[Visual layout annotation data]
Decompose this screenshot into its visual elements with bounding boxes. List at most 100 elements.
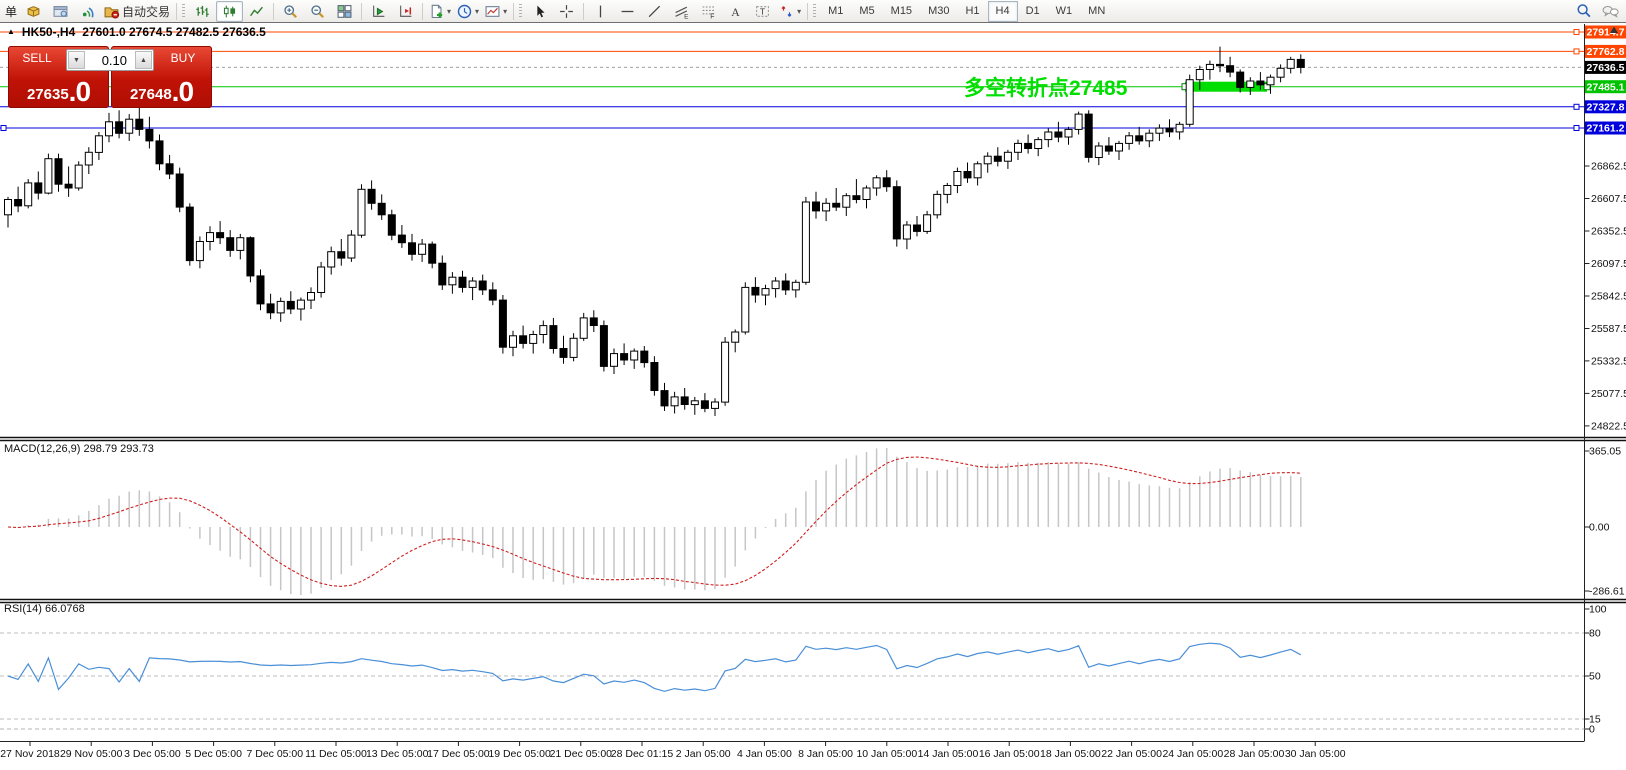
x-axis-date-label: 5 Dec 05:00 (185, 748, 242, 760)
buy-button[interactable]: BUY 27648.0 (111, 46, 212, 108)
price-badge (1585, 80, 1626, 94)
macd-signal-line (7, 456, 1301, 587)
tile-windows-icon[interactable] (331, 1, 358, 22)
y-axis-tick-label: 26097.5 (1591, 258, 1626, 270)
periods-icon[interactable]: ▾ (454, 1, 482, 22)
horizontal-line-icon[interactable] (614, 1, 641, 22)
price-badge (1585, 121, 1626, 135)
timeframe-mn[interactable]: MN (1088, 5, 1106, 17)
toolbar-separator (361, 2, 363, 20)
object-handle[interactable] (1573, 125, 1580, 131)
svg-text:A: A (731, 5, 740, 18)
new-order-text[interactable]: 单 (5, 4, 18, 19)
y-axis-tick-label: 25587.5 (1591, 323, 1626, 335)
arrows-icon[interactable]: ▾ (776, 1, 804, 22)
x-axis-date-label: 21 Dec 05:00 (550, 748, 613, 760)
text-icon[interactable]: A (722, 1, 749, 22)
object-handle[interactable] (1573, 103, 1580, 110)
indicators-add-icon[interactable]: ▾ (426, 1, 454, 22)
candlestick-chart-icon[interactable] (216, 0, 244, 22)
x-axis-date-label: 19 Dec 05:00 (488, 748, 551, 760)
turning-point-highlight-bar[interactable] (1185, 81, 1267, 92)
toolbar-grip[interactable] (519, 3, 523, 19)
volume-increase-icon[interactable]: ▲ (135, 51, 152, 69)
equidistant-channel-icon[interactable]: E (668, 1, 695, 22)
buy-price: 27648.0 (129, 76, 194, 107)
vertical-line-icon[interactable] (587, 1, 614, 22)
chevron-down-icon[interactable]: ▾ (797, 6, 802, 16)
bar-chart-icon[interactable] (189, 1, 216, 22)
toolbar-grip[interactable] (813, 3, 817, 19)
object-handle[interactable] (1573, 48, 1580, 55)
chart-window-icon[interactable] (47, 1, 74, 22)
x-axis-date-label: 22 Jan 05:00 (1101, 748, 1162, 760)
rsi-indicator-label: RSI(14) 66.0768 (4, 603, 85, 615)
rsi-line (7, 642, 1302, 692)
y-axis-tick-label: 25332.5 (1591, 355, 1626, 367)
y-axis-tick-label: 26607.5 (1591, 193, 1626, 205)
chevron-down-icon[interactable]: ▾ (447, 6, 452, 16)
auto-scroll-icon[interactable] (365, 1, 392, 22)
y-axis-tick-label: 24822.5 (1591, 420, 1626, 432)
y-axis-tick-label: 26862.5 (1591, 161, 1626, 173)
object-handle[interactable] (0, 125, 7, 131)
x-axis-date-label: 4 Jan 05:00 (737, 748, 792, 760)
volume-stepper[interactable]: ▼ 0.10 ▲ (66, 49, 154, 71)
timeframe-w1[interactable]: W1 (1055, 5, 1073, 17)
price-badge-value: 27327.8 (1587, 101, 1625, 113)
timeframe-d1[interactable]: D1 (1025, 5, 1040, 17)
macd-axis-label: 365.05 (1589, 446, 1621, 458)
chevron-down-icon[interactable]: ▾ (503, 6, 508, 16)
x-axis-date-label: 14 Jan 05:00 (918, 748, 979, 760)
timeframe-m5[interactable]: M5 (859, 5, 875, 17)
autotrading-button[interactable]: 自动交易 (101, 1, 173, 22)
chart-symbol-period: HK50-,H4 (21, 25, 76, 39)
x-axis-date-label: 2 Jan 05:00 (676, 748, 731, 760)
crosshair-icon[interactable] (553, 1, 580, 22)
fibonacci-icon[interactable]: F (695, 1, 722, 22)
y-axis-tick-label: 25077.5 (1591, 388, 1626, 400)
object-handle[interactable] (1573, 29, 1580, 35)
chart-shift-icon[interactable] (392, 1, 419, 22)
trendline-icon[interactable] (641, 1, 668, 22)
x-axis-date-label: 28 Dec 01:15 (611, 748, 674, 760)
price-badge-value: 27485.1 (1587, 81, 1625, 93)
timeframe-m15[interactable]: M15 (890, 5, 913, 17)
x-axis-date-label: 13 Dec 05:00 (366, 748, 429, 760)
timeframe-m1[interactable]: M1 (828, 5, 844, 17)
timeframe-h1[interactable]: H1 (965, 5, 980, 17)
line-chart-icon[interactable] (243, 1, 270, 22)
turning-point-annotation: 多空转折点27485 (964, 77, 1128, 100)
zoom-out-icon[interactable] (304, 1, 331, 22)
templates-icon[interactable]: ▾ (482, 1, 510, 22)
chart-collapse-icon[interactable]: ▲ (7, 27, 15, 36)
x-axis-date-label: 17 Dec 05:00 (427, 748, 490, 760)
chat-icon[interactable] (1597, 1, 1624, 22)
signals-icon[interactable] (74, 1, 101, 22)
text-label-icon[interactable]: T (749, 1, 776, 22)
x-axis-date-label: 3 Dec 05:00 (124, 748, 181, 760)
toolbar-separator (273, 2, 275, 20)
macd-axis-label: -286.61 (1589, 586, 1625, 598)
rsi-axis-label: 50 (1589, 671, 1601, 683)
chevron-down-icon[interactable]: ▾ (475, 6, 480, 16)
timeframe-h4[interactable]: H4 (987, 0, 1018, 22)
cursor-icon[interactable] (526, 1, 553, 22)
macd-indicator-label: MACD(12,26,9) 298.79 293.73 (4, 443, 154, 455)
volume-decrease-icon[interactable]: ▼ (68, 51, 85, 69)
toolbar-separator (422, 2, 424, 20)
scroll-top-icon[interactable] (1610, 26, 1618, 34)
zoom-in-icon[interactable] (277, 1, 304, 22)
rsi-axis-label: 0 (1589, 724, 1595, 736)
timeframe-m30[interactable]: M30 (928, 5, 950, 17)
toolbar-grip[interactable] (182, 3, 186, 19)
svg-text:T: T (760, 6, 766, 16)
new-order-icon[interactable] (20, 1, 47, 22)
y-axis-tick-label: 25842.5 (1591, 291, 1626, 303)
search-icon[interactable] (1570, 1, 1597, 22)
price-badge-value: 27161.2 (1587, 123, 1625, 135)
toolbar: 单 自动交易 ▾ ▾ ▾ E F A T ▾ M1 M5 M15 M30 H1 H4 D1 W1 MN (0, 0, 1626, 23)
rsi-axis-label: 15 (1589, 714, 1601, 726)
--
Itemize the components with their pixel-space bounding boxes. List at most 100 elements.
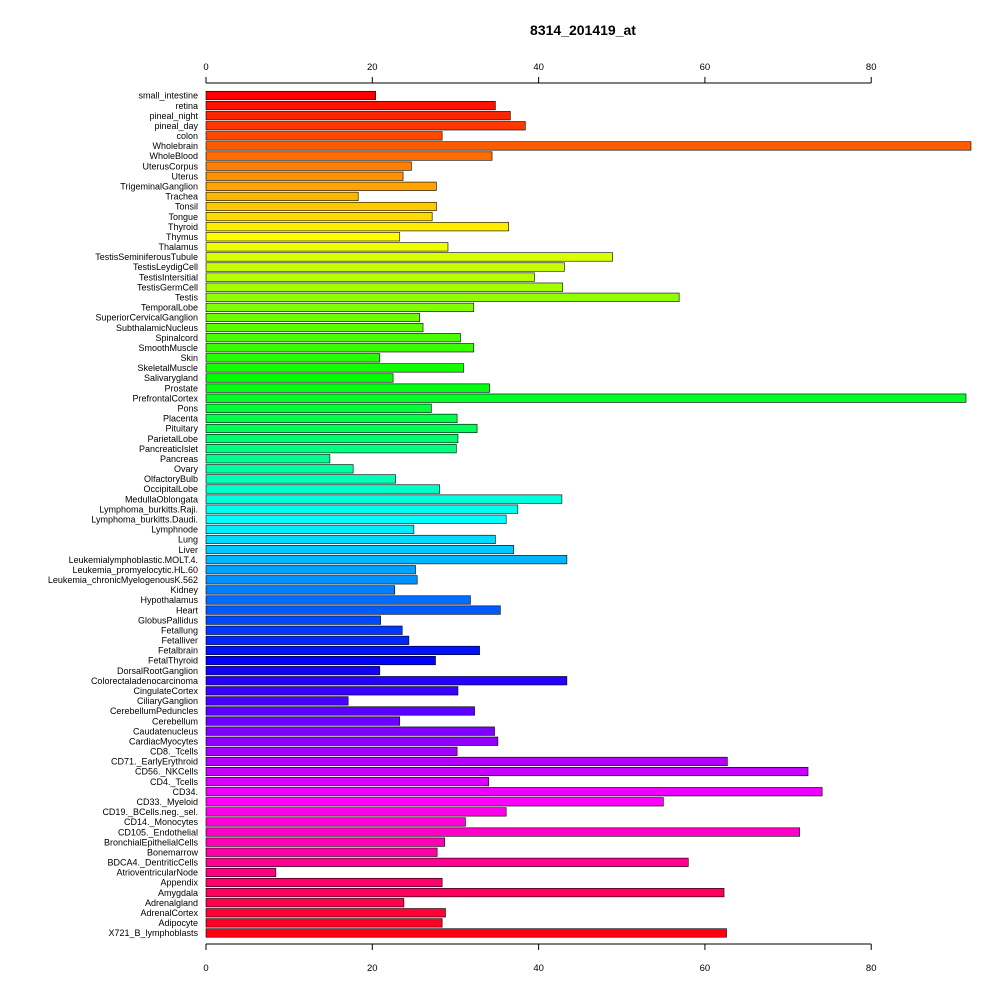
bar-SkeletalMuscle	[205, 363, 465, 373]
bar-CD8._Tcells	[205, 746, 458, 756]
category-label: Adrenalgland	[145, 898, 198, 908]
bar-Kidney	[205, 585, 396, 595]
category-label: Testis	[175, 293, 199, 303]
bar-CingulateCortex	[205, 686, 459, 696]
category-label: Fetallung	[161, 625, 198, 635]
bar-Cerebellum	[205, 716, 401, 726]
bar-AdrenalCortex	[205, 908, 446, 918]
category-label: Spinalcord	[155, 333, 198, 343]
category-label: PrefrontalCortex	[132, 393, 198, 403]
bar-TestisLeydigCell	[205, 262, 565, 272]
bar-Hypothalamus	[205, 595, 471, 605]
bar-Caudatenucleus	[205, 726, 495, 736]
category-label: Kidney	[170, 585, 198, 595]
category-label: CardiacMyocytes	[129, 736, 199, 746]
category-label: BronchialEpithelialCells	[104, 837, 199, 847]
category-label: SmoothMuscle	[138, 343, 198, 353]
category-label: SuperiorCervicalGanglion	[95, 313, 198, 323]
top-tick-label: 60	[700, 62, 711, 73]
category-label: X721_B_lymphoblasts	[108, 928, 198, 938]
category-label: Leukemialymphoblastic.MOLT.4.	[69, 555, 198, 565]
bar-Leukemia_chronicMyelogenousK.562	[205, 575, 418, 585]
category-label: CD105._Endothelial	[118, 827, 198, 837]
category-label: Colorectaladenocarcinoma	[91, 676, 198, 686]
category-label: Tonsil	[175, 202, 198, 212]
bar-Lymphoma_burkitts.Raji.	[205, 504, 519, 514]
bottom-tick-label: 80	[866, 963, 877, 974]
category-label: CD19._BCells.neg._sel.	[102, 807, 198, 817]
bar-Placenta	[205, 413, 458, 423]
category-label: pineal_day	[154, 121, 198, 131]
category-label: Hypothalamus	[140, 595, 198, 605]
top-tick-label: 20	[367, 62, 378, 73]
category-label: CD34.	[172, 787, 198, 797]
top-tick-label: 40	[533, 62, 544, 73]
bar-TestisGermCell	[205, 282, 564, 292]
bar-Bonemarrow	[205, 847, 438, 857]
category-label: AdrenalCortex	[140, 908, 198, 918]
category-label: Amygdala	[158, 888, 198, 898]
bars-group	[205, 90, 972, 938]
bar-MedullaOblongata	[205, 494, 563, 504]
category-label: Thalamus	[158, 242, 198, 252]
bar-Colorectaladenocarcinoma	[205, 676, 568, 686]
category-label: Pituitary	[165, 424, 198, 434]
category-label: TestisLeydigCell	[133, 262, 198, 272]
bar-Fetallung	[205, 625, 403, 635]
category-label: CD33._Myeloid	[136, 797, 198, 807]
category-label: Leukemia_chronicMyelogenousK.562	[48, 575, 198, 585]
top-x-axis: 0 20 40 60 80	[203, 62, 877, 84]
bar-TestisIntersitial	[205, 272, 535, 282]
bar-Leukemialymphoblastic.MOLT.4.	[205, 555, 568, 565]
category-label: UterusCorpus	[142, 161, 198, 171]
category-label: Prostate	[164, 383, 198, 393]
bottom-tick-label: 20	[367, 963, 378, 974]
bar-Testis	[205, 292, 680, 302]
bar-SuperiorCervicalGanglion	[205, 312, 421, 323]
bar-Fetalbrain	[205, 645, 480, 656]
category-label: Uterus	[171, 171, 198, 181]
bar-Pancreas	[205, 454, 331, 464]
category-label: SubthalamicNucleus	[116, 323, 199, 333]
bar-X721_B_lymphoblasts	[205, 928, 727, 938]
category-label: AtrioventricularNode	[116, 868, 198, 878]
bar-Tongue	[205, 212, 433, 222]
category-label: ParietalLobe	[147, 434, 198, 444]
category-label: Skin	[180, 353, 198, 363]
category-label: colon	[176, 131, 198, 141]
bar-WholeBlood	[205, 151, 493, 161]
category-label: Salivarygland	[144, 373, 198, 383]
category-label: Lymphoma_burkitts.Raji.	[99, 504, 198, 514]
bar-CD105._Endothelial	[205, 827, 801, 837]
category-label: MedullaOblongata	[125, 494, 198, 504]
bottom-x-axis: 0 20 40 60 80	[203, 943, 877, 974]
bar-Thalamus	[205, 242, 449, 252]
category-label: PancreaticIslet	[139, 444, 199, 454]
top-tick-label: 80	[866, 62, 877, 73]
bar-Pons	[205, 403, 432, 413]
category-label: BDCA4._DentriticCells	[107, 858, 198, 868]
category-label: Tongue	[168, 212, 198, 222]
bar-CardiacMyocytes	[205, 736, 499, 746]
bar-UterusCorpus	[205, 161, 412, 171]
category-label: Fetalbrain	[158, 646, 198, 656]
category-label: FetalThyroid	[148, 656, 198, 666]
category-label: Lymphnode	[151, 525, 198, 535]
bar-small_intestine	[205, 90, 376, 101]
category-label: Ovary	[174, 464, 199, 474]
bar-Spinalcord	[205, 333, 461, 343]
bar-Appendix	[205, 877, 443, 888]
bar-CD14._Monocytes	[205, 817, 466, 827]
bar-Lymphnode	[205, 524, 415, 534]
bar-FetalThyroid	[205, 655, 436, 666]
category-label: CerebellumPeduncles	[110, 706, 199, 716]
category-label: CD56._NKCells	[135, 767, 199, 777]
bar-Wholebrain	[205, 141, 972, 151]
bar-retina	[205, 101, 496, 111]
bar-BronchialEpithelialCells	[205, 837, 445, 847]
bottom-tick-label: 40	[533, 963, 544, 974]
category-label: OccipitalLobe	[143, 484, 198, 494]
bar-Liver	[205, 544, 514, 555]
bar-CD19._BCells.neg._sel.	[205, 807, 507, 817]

» SET EXERCISE:
Reproduce the entries from the line containing "363, 465, 373]" up to and including the line containing "928, 198, 938]", without any changes.

» EXERCISE ANSWER:
bar-SkeletalMuscle	[205, 363, 465, 373]
bar-CD8._Tcells	[205, 746, 458, 756]
category-label: Adrenalgland	[145, 898, 198, 908]
bar-Kidney	[205, 585, 396, 595]
category-label: Testis	[175, 293, 199, 303]
bar-CingulateCortex	[205, 686, 459, 696]
category-label: Fetallung	[161, 625, 198, 635]
bar-Cerebellum	[205, 716, 401, 726]
bar-AdrenalCortex	[205, 908, 446, 918]
category-label: Spinalcord	[155, 333, 198, 343]
category-label: PrefrontalCortex	[132, 393, 198, 403]
bar-TestisLeydigCell	[205, 262, 565, 272]
bar-Hypothalamus	[205, 595, 471, 605]
bar-Caudatenucleus	[205, 726, 495, 736]
category-label: Kidney	[170, 585, 198, 595]
category-label: CardiacMyocytes	[129, 736, 199, 746]
category-label: BronchialEpithelialCells	[104, 837, 199, 847]
category-label: SmoothMuscle	[138, 343, 198, 353]
category-label: SuperiorCervicalGanglion	[95, 313, 198, 323]
top-tick-label: 60	[700, 62, 711, 73]
category-label: X721_B_lymphoblasts	[108, 928, 198, 938]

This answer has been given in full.